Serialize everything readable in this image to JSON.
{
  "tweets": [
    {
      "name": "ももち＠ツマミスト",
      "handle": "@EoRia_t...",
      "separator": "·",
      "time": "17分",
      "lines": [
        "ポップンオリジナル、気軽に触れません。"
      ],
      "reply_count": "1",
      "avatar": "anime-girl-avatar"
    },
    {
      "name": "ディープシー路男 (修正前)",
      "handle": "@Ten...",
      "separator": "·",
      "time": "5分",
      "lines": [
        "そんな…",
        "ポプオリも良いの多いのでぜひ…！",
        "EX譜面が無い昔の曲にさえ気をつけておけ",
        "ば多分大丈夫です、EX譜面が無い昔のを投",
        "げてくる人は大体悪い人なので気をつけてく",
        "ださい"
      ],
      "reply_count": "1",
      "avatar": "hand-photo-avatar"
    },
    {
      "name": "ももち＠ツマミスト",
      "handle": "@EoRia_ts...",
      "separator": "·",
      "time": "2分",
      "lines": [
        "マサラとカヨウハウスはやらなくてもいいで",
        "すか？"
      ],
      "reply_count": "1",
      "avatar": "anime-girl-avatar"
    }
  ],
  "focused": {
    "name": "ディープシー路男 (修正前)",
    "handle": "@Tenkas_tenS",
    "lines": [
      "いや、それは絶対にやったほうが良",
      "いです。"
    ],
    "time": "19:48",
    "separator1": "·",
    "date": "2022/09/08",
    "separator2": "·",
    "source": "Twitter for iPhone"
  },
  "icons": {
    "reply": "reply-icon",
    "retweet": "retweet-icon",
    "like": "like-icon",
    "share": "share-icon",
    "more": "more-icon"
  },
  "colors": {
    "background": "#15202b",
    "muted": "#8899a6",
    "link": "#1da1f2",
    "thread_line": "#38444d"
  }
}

---

Directive:
Set down the material above again, word for word.

Output of the task:
Serialize everything readable in this image to JSON.
{
  "tweets": [
    {
      "name": "ももち＠ツマミスト",
      "handle": "@EoRia_t...",
      "separator": "·",
      "time": "17分",
      "lines": [
        "ポップンオリジナル、気軽に触れません。"
      ],
      "reply_count": "1",
      "avatar": "anime-girl-avatar"
    },
    {
      "name": "ディープシー路男 (修正前)",
      "handle": "@Ten...",
      "separator": "·",
      "time": "5分",
      "lines": [
        "そんな…",
        "ポプオリも良いの多いのでぜひ…！",
        "EX譜面が無い昔の曲にさえ気をつけておけ",
        "ば多分大丈夫です、EX譜面が無い昔のを投",
        "げてくる人は大体悪い人なので気をつけてく",
        "ださい"
      ],
      "reply_count": "1",
      "avatar": "hand-photo-avatar"
    },
    {
      "name": "ももち＠ツマミスト",
      "handle": "@EoRia_ts...",
      "separator": "·",
      "time": "2分",
      "lines": [
        "マサラとカヨウハウスはやらなくてもいいで",
        "すか？"
      ],
      "reply_count": "1",
      "avatar": "anime-girl-avatar"
    }
  ],
  "focused": {
    "name": "ディープシー路男 (修正前)",
    "handle": "@Tenkas_tenS",
    "lines": [
      "いや、それは絶対にやったほうが良",
      "いです。"
    ],
    "time": "19:48",
    "separator1": "·",
    "date": "2022/09/08",
    "separator2": "·",
    "source": "Twitter for iPhone"
  },
  "icons": {
    "reply": "reply-icon",
    "retweet": "retweet-icon",
    "like": "like-icon",
    "share": "share-icon",
    "more": "more-icon"
  },
  "colors": {
    "background": "#15202b",
    "muted": "#8899a6",
    "link": "#1da1f2",
    "thread_line": "#38444d"
  }
}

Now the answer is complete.